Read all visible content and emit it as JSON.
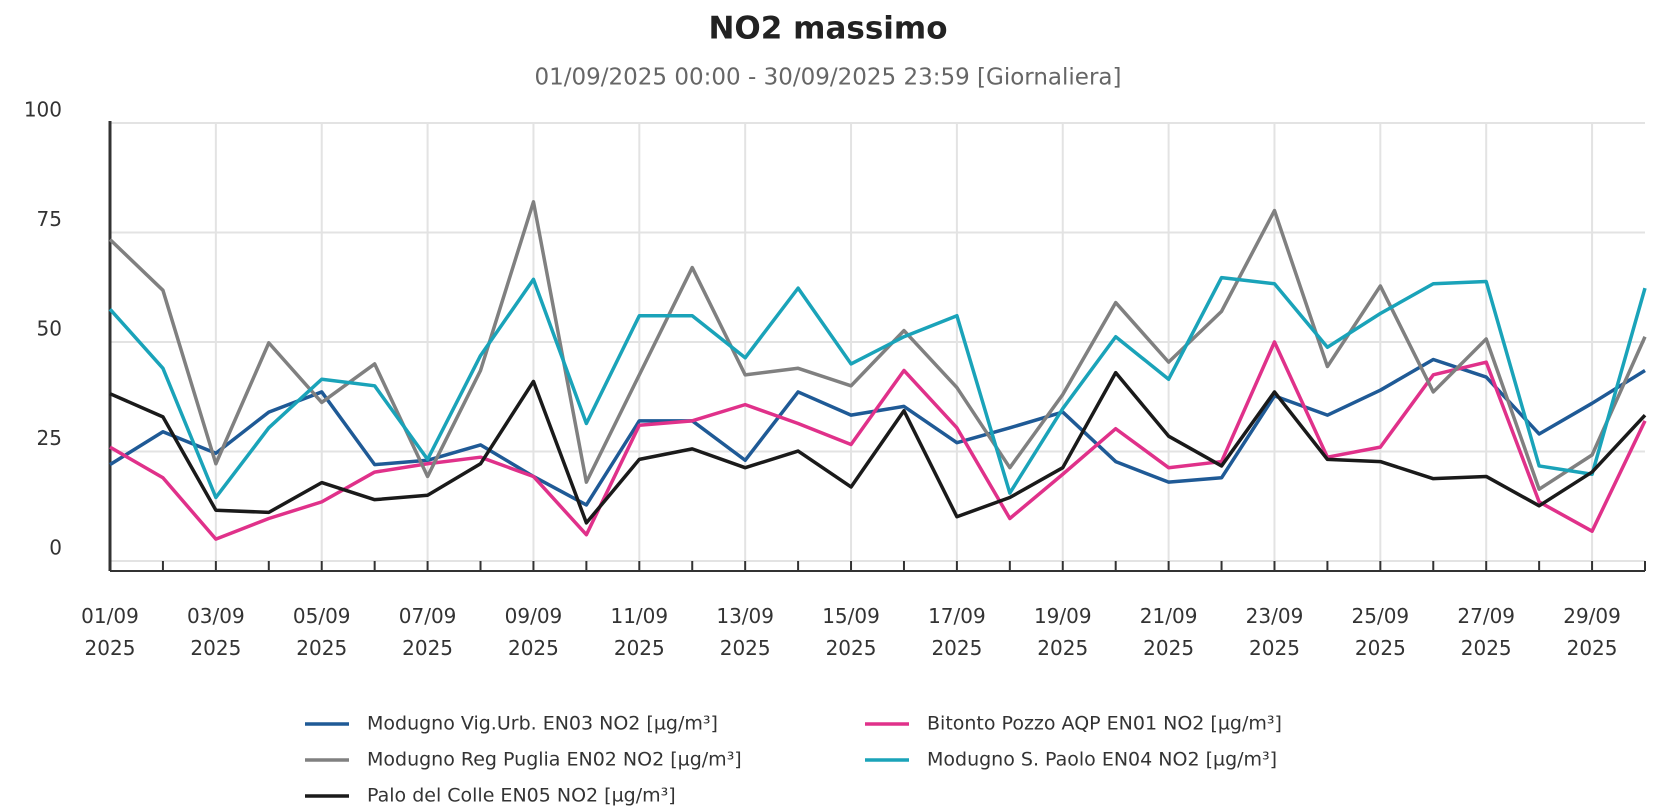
{
  "chart_data": {
    "type": "line",
    "title": "NO2 massimo",
    "subtitle": "01/09/2025 00:00 - 30/09/2025 23:59 [Giornaliera]",
    "categories": [
      "01/09 2025",
      null,
      "03/09 2025",
      null,
      "05/09 2025",
      null,
      "07/09 2025",
      null,
      "09/09 2025",
      null,
      "11/09 2025",
      null,
      "13/09 2025",
      null,
      "15/09 2025",
      null,
      "17/09 2025",
      null,
      "19/09 2025",
      null,
      "21/09 2025",
      null,
      "23/09 2025",
      null,
      "25/09 2025",
      null,
      "27/09 2025",
      null,
      "29/09 2025",
      null
    ],
    "ylim": [
      0,
      100
    ],
    "yticks": [
      0,
      25,
      50,
      75,
      100
    ],
    "grid": true,
    "series": [
      {
        "name": "Modugno Vig.Urb. EN03 NO2 [µg/m³]",
        "color": "#1f5a96",
        "values": [
          22,
          29.5,
          24.6,
          34,
          38.6,
          22,
          23,
          26.5,
          19.3,
          12.8,
          32,
          32,
          23,
          38.6,
          33.3,
          35.3,
          27,
          30.4,
          34,
          22.7,
          18,
          19,
          37.7,
          33.3,
          39,
          46,
          42,
          29,
          36,
          43.5
        ]
      },
      {
        "name": "Bitonto Pozzo AQP EN01 NO2 [µg/m³]",
        "color": "#e0318a",
        "values": [
          26,
          19,
          5,
          9.7,
          13.5,
          20.3,
          22.2,
          23.7,
          19.3,
          6,
          31,
          32,
          35.7,
          31.4,
          26.6,
          43.5,
          30.4,
          9.7,
          19.8,
          30.2,
          21.3,
          22.7,
          50,
          23.7,
          26,
          42.5,
          45.4,
          13.5,
          6.8,
          32
        ]
      },
      {
        "name": "Modugno Reg Puglia EN02 NO2 [µg/m³]",
        "color": "#808080",
        "values": [
          73.4,
          61.8,
          22.2,
          49.8,
          36.2,
          45,
          19.3,
          43.5,
          82,
          18,
          42.5,
          67,
          42.5,
          44,
          40,
          52.6,
          39.6,
          21.3,
          38,
          59,
          45.4,
          57,
          80,
          44.4,
          62.8,
          38.6,
          50.7,
          16.4,
          24.2,
          51.2
        ]
      },
      {
        "name": "Modugno S. Paolo EN04 NO2 [µg/m³]",
        "color": "#1aa3b9",
        "values": [
          57.5,
          44,
          14.5,
          30.4,
          41.5,
          40,
          23.2,
          46.9,
          64.3,
          31.4,
          56,
          56,
          46.4,
          62.3,
          45,
          51.2,
          56,
          15.5,
          34.8,
          51.2,
          41.5,
          64.7,
          63.3,
          48.8,
          56.5,
          63.3,
          63.8,
          21.7,
          19.8,
          62.3
        ]
      },
      {
        "name": "Palo del Colle EN05 NO2 [µg/m³]",
        "color": "#1a1a1a",
        "values": [
          38.2,
          32.9,
          11.6,
          11.1,
          17.9,
          14,
          15,
          22.2,
          41,
          8.7,
          23.2,
          25.6,
          21.3,
          25.1,
          16.9,
          34.3,
          10.1,
          14.5,
          21.3,
          43,
          28.5,
          21.7,
          38.6,
          23.2,
          22.7,
          18.8,
          19.3,
          12.6,
          20.3,
          33.3
        ]
      }
    ]
  }
}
--------------------------------
Exercise prompt:
Repeat the entries exactly and keep the pictures out of the copy.

Expected output:
Read all visible content and emit it as JSON.
{
  "chart_data": {
    "type": "line",
    "title": "NO2 massimo",
    "subtitle": "01/09/2025 00:00 - 30/09/2025 23:59 [Giornaliera]",
    "categories": [
      "01/09 2025",
      null,
      "03/09 2025",
      null,
      "05/09 2025",
      null,
      "07/09 2025",
      null,
      "09/09 2025",
      null,
      "11/09 2025",
      null,
      "13/09 2025",
      null,
      "15/09 2025",
      null,
      "17/09 2025",
      null,
      "19/09 2025",
      null,
      "21/09 2025",
      null,
      "23/09 2025",
      null,
      "25/09 2025",
      null,
      "27/09 2025",
      null,
      "29/09 2025",
      null
    ],
    "ylim": [
      0,
      100
    ],
    "yticks": [
      0,
      25,
      50,
      75,
      100
    ],
    "grid": true,
    "series": [
      {
        "name": "Modugno Vig.Urb. EN03 NO2 [µg/m³]",
        "color": "#1f5a96",
        "values": [
          22,
          29.5,
          24.6,
          34,
          38.6,
          22,
          23,
          26.5,
          19.3,
          12.8,
          32,
          32,
          23,
          38.6,
          33.3,
          35.3,
          27,
          30.4,
          34,
          22.7,
          18,
          19,
          37.7,
          33.3,
          39,
          46,
          42,
          29,
          36,
          43.5
        ]
      },
      {
        "name": "Bitonto Pozzo AQP EN01 NO2 [µg/m³]",
        "color": "#e0318a",
        "values": [
          26,
          19,
          5,
          9.7,
          13.5,
          20.3,
          22.2,
          23.7,
          19.3,
          6,
          31,
          32,
          35.7,
          31.4,
          26.6,
          43.5,
          30.4,
          9.7,
          19.8,
          30.2,
          21.3,
          22.7,
          50,
          23.7,
          26,
          42.5,
          45.4,
          13.5,
          6.8,
          32
        ]
      },
      {
        "name": "Modugno Reg Puglia EN02 NO2 [µg/m³]",
        "color": "#808080",
        "values": [
          73.4,
          61.8,
          22.2,
          49.8,
          36.2,
          45,
          19.3,
          43.5,
          82,
          18,
          42.5,
          67,
          42.5,
          44,
          40,
          52.6,
          39.6,
          21.3,
          38,
          59,
          45.4,
          57,
          80,
          44.4,
          62.8,
          38.6,
          50.7,
          16.4,
          24.2,
          51.2
        ]
      },
      {
        "name": "Modugno S. Paolo EN04 NO2 [µg/m³]",
        "color": "#1aa3b9",
        "values": [
          57.5,
          44,
          14.5,
          30.4,
          41.5,
          40,
          23.2,
          46.9,
          64.3,
          31.4,
          56,
          56,
          46.4,
          62.3,
          45,
          51.2,
          56,
          15.5,
          34.8,
          51.2,
          41.5,
          64.7,
          63.3,
          48.8,
          56.5,
          63.3,
          63.8,
          21.7,
          19.8,
          62.3
        ]
      },
      {
        "name": "Palo del Colle EN05 NO2 [µg/m³]",
        "color": "#1a1a1a",
        "values": [
          38.2,
          32.9,
          11.6,
          11.1,
          17.9,
          14,
          15,
          22.2,
          41,
          8.7,
          23.2,
          25.6,
          21.3,
          25.1,
          16.9,
          34.3,
          10.1,
          14.5,
          21.3,
          43,
          28.5,
          21.7,
          38.6,
          23.2,
          22.7,
          18.8,
          19.3,
          12.6,
          20.3,
          33.3
        ]
      }
    ]
  }
}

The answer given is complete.